WHAT THE TASK ASKS: Find each line with the word "pour" and copy it.

TASK INPUTS:

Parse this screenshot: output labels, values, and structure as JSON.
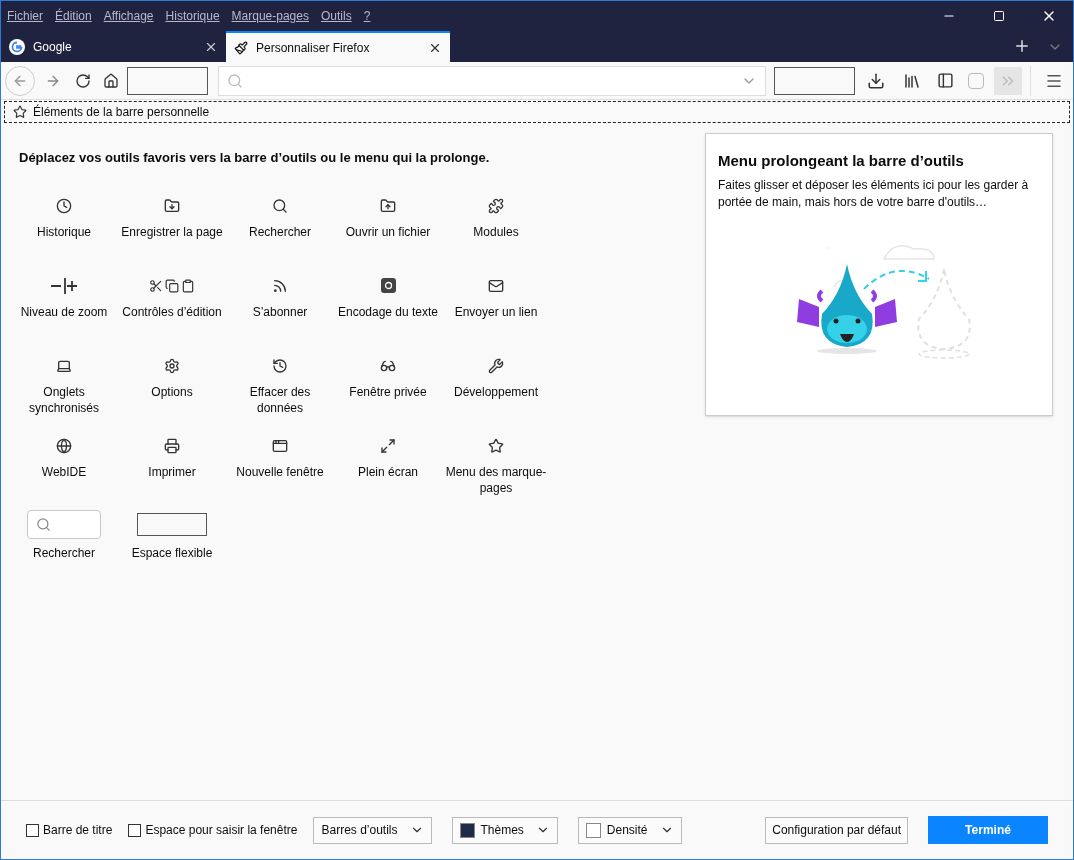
{
  "menu": [
    "Fichier",
    "Édition",
    "Affichage",
    "Historique",
    "Marque-pages",
    "Outils",
    "?"
  ],
  "tabs": [
    {
      "label": "Google",
      "selected": false
    },
    {
      "label": "Personnaliser Firefox",
      "selected": true
    }
  ],
  "bookmarks_bar": {
    "label": "Éléments de la barre personnelle"
  },
  "heading": "Déplacez vos outils favoris vers la barre d’outils ou le menu qui la prolonge.",
  "palette": [
    {
      "kind": "icon",
      "label": "Historique"
    },
    {
      "kind": "icon",
      "label": "Enregistrer la page"
    },
    {
      "kind": "icon",
      "label": "Rechercher"
    },
    {
      "kind": "icon",
      "label": "Ouvrir un fichier"
    },
    {
      "kind": "icon",
      "label": "Modules"
    },
    {
      "kind": "icon",
      "label": "Niveau de zoom"
    },
    {
      "kind": "icon",
      "label": "Contrôles d’édition"
    },
    {
      "kind": "icon",
      "label": "S’abonner"
    },
    {
      "kind": "icon",
      "label": "Encodage du texte"
    },
    {
      "kind": "icon",
      "label": "Envoyer un lien"
    },
    {
      "kind": "icon",
      "label": "Onglets synchronisés"
    },
    {
      "kind": "icon",
      "label": "Options"
    },
    {
      "kind": "icon",
      "label": "Effacer des données"
    },
    {
      "kind": "icon",
      "label": "Fenêtre privée"
    },
    {
      "kind": "icon",
      "label": "Développement"
    },
    {
      "kind": "icon",
      "label": "WebIDE"
    },
    {
      "kind": "icon",
      "label": "Imprimer"
    },
    {
      "kind": "icon",
      "label": "Nouvelle fenêtre"
    },
    {
      "kind": "icon",
      "label": "Plein écran"
    },
    {
      "kind": "icon",
      "label": "Menu des marque-pages"
    },
    {
      "kind": "search",
      "label": "Rechercher"
    },
    {
      "kind": "spacer",
      "label": "Espace flexible"
    }
  ],
  "overflow_panel": {
    "title": "Menu prolongeant la barre d’outils",
    "text": "Faites glisser et déposer les éléments ici pour les garder à portée de main, mais hors de votre barre d'outils…"
  },
  "footer": {
    "checkboxes": [
      {
        "label": "Barre de titre",
        "checked": false
      },
      {
        "label": "Espace pour saisir la fenêtre",
        "checked": false
      }
    ],
    "dropdowns": [
      "Barres d’outils",
      "Thèmes",
      "Densité"
    ],
    "reset_button": "Configuration par défaut",
    "done_button": "Terminé"
  }
}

WRITTEN ANSWER:
    "text": "Faites glisser et déposer les éléments ici pour les garder à portée de main, mais hors de votre barre d'outils…"
        "label": "Espace pour saisir la fenêtre",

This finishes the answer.